### [Element and box listings]
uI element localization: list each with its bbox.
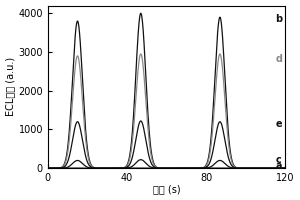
Y-axis label: ECL强度 (a.u.): ECL强度 (a.u.)	[6, 57, 16, 116]
Text: c: c	[275, 155, 281, 165]
Text: d: d	[275, 54, 282, 64]
X-axis label: 时间 (s): 时间 (s)	[153, 184, 180, 194]
Text: e: e	[275, 119, 282, 129]
Text: b: b	[275, 14, 282, 24]
Text: a: a	[275, 161, 282, 171]
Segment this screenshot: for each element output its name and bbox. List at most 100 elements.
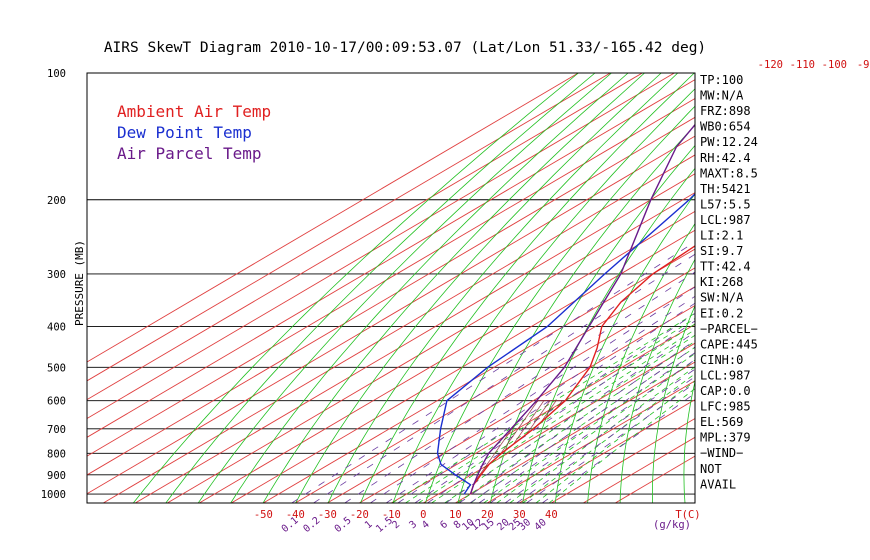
index-line: −PARCEL− xyxy=(700,322,758,336)
index-line: CAPE:445 xyxy=(700,337,758,351)
plot-frame xyxy=(86,72,696,504)
dry-adiabat-line xyxy=(802,73,870,503)
moist-adiabat-line xyxy=(392,312,695,503)
pressure-tick-label: 900 xyxy=(47,470,66,482)
index-line: MAXT:8.5 xyxy=(700,166,758,180)
mixing-ratio-line xyxy=(427,320,695,503)
moist-adiabat-line xyxy=(483,353,695,503)
isotherm-line xyxy=(391,323,695,503)
index-line: RH:42.4 xyxy=(700,151,751,165)
index-line: LI:2.1 xyxy=(700,229,743,243)
isotherm-line xyxy=(87,73,675,419)
dry-adiabat-line xyxy=(489,144,695,503)
dry-adiabat-line xyxy=(165,73,596,503)
mixing-ratio-line xyxy=(445,331,695,503)
mixing-ratio-line xyxy=(526,382,695,503)
pressure-tick-label: 500 xyxy=(47,362,66,374)
bottom-temp-tick-label: 40 xyxy=(545,509,558,521)
mixing-ratio-tick-label: 4 xyxy=(420,519,432,531)
isotherm-line xyxy=(87,73,643,401)
isotherm-line xyxy=(295,267,695,503)
isotherm-line xyxy=(87,97,695,457)
index-line: AVAIL xyxy=(700,477,736,491)
mixing-ratio-line xyxy=(291,241,695,503)
bottom-temp-tick-label: 30 xyxy=(513,509,526,521)
isotherm-line xyxy=(519,399,695,503)
dry-adiabat-line xyxy=(554,193,695,503)
mixing-ratio-tick-label: 2 xyxy=(390,519,402,531)
index-line: MW:N/A xyxy=(700,89,744,103)
isotherm-line xyxy=(87,73,579,363)
dry-adiabat-line xyxy=(360,73,695,503)
index-line: L57:5.5 xyxy=(700,197,751,211)
dry-adiabat-line xyxy=(457,124,695,503)
isotherm-line xyxy=(455,361,695,503)
moist-adiabat-line xyxy=(522,373,695,503)
top-temp-tick-label: -100 xyxy=(822,59,847,71)
moist-adiabat-line xyxy=(548,388,695,503)
bottom-temp-tick-label: -50 xyxy=(254,509,273,521)
isotherm-line xyxy=(231,229,695,503)
mixing-ratio-line xyxy=(469,346,695,503)
mixing-ratio-line xyxy=(490,359,695,503)
pressure-axis-label: PRESSURE (MB) xyxy=(73,240,86,326)
index-line: SI:9.7 xyxy=(700,244,743,258)
bottom-temp-tick-label: 20 xyxy=(481,509,494,521)
legend: Ambient Air Temp Dew Point Temp Air Parc… xyxy=(117,102,271,163)
index-line: WB0:654 xyxy=(700,120,751,134)
index-line: TH:5421 xyxy=(700,182,751,196)
isotherm-line xyxy=(103,154,695,503)
dry-adiabat-line xyxy=(856,73,870,503)
air-parcel-temp-line xyxy=(469,123,695,495)
dry-adiabat-line xyxy=(829,73,870,503)
isotherm-line xyxy=(327,286,695,503)
index-line: KI:268 xyxy=(700,275,743,289)
dry-adiabat-line xyxy=(587,222,695,503)
dry-adiabat-line xyxy=(683,379,695,503)
legend-air-parcel-temp: Air Parcel Temp xyxy=(117,144,262,163)
index-line: LFC:985 xyxy=(700,400,751,414)
pressure-tick-label: 700 xyxy=(47,424,66,436)
bottom-temp-tick-label: 0 xyxy=(420,509,426,521)
top-temp-tick-label: -110 xyxy=(790,59,815,71)
index-line: LCL:987 xyxy=(700,213,751,227)
index-line: NOT xyxy=(700,462,722,476)
pressure-tick-label: 100 xyxy=(47,68,66,80)
isotherm-line xyxy=(487,380,695,503)
index-line: SW:N/A xyxy=(700,291,744,305)
pressure-tick-label: 1000 xyxy=(41,489,66,501)
bottom-temp-tick-label: -10 xyxy=(382,509,401,521)
index-line: MPL:379 xyxy=(700,431,751,445)
mixing-ratio-tick-label: 1 xyxy=(363,519,375,531)
index-line: EL:569 xyxy=(700,415,743,429)
top-temp-tick-label: -90 xyxy=(857,59,870,71)
dry-adiabat-line xyxy=(773,73,870,503)
pressure-tick-label: 400 xyxy=(47,322,66,334)
dry-adiabat-line xyxy=(327,73,679,503)
isotherm-line xyxy=(87,79,695,438)
index-line: CINH:0 xyxy=(700,353,743,367)
mixing-ratio-line xyxy=(385,295,695,503)
pressure-tick-label: 600 xyxy=(47,396,66,408)
dry-adiabat-line xyxy=(295,73,662,503)
dew-point-temp-line xyxy=(436,192,695,495)
bottom-temp-tick-label: 10 xyxy=(449,509,462,521)
isotherm-line xyxy=(167,192,695,503)
dry-adiabat-line xyxy=(522,167,695,503)
isotherm-line xyxy=(135,173,695,503)
mixing-ratio-line xyxy=(478,352,695,503)
mixing-ratio-line xyxy=(459,339,695,503)
legend-dew-point-temp: Dew Point Temp xyxy=(117,123,252,142)
index-line: TP:100 xyxy=(700,73,743,87)
isotherm-line xyxy=(423,342,695,503)
dry-adiabat-line xyxy=(392,88,695,503)
isotherm-line xyxy=(199,210,695,503)
chart-title: AIRS SkewT Diagram 2010-10-17/00:09:53.0… xyxy=(104,40,706,56)
dry-adiabat-line xyxy=(652,304,695,503)
dry-adiabat-line xyxy=(132,73,579,503)
index-line: CAP:0.0 xyxy=(700,384,751,398)
index-line: FRZ:898 xyxy=(700,104,751,118)
pressure-tick-label: 800 xyxy=(47,448,66,460)
bottom-temp-tick-label: -30 xyxy=(318,509,337,521)
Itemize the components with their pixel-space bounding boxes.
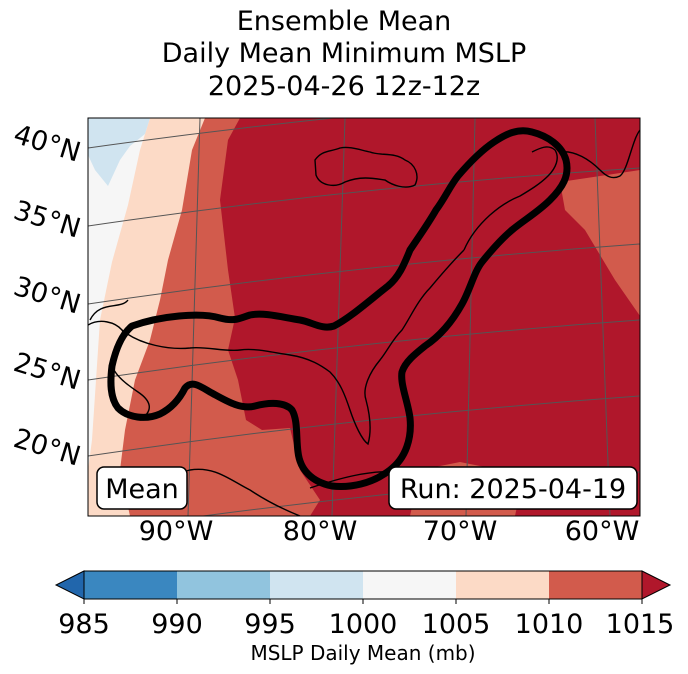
meridian-60: [594, 118, 611, 516]
lat-label-25: 25°N: [10, 347, 84, 397]
lon-label-70: 70°W: [423, 516, 498, 547]
mean-box-text: Mean: [105, 474, 179, 505]
colorbar-over-arrow: [641, 570, 672, 600]
colorbar: 985 990 995 1000 1005 1010 1015 MSLP Dai…: [54, 570, 675, 665]
title-line-1: Ensemble Mean: [236, 6, 452, 37]
parallel-35: [88, 167, 640, 227]
meridian-80: [331, 118, 346, 516]
lon-label-90: 90°W: [139, 516, 214, 547]
colorbar-bin-1005: [456, 571, 549, 599]
field-995: [88, 118, 150, 186]
lat-label-30: 30°N: [10, 271, 84, 321]
colorbar-bin-995: [270, 571, 363, 599]
lon-label-80: 80°W: [283, 516, 358, 547]
parallel-20: [88, 395, 640, 457]
colorbar-tick-995: 995: [244, 609, 296, 640]
colorbar-tick-985: 985: [58, 609, 110, 640]
parallel-30: [88, 243, 640, 305]
lat-label-35: 35°N: [10, 195, 84, 245]
coast-maritimes: [559, 129, 640, 179]
field-1000: [88, 118, 150, 470]
colorbar-tick-1005: 1005: [422, 609, 491, 640]
colorbar-bin-990: [177, 571, 270, 599]
ensemble-contour: [107, 127, 571, 490]
colorbar-tick-marks: [83, 599, 643, 604]
colorbar-tick-990: 990: [151, 609, 203, 640]
coast-northeast: [463, 146, 558, 251]
title-line-2: Daily Mean Minimum MSLP: [161, 38, 527, 69]
title-line-3: 2025-04-26 12z-12z: [207, 71, 481, 102]
great-lakes: [314, 146, 418, 188]
colorbar-tick-1010: 1010: [515, 609, 584, 640]
lat-label-40: 40°N: [10, 119, 84, 169]
parallel-25: [88, 319, 640, 381]
colorbar-label: MSLP Daily Mean (mb): [250, 641, 475, 665]
parallel-40: [88, 118, 338, 149]
run-box-text: Run: 2025-04-19: [400, 474, 626, 505]
run-box: [388, 466, 638, 510]
colorbar-tick-1000: 1000: [329, 609, 398, 640]
lat-label-20: 20°N: [10, 423, 84, 473]
map-frame: [87, 117, 641, 517]
colorbar-bin-1010: [549, 571, 642, 599]
colorbar-bin-985: [84, 571, 177, 599]
colorbar-under-arrow: [54, 570, 85, 600]
colorbar-bin-1000: [363, 571, 456, 599]
colorbar-tick-1015: 1015: [606, 609, 675, 640]
coast-inland-border: [89, 299, 129, 321]
meridian-70: [465, 118, 476, 516]
mean-box: [96, 466, 188, 510]
lon-label-60: 60°W: [565, 516, 640, 547]
coast-gulf-atlantic: [121, 249, 465, 446]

### [SHORT EXERCISE]
Print the items from the line containing "meridian-60: [594, 118, 611, 516]" through the line containing "lat-label-35: 35°N: [10, 195, 84, 245]", including both, exactly as they appear.

### [RESPONSE]
meridian-60: [594, 118, 611, 516]
lat-label-25: 25°N: [10, 347, 84, 397]
lon-label-70: 70°W: [423, 516, 498, 547]
mean-box-text: Mean: [105, 474, 179, 505]
colorbar-over-arrow: [641, 570, 672, 600]
colorbar: 985 990 995 1000 1005 1010 1015 MSLP Dai…: [54, 570, 675, 665]
title-line-1: Ensemble Mean: [236, 6, 452, 37]
parallel-35: [88, 167, 640, 227]
meridian-80: [331, 118, 346, 516]
lon-label-90: 90°W: [139, 516, 214, 547]
colorbar-bin-1005: [456, 571, 549, 599]
field-995: [88, 118, 150, 186]
lat-label-30: 30°N: [10, 271, 84, 321]
colorbar-bin-995: [270, 571, 363, 599]
lon-label-80: 80°W: [283, 516, 358, 547]
parallel-20: [88, 395, 640, 457]
colorbar-tick-995: 995: [244, 609, 296, 640]
colorbar-tick-985: 985: [58, 609, 110, 640]
parallel-30: [88, 243, 640, 305]
lat-label-35: 35°N: [10, 195, 84, 245]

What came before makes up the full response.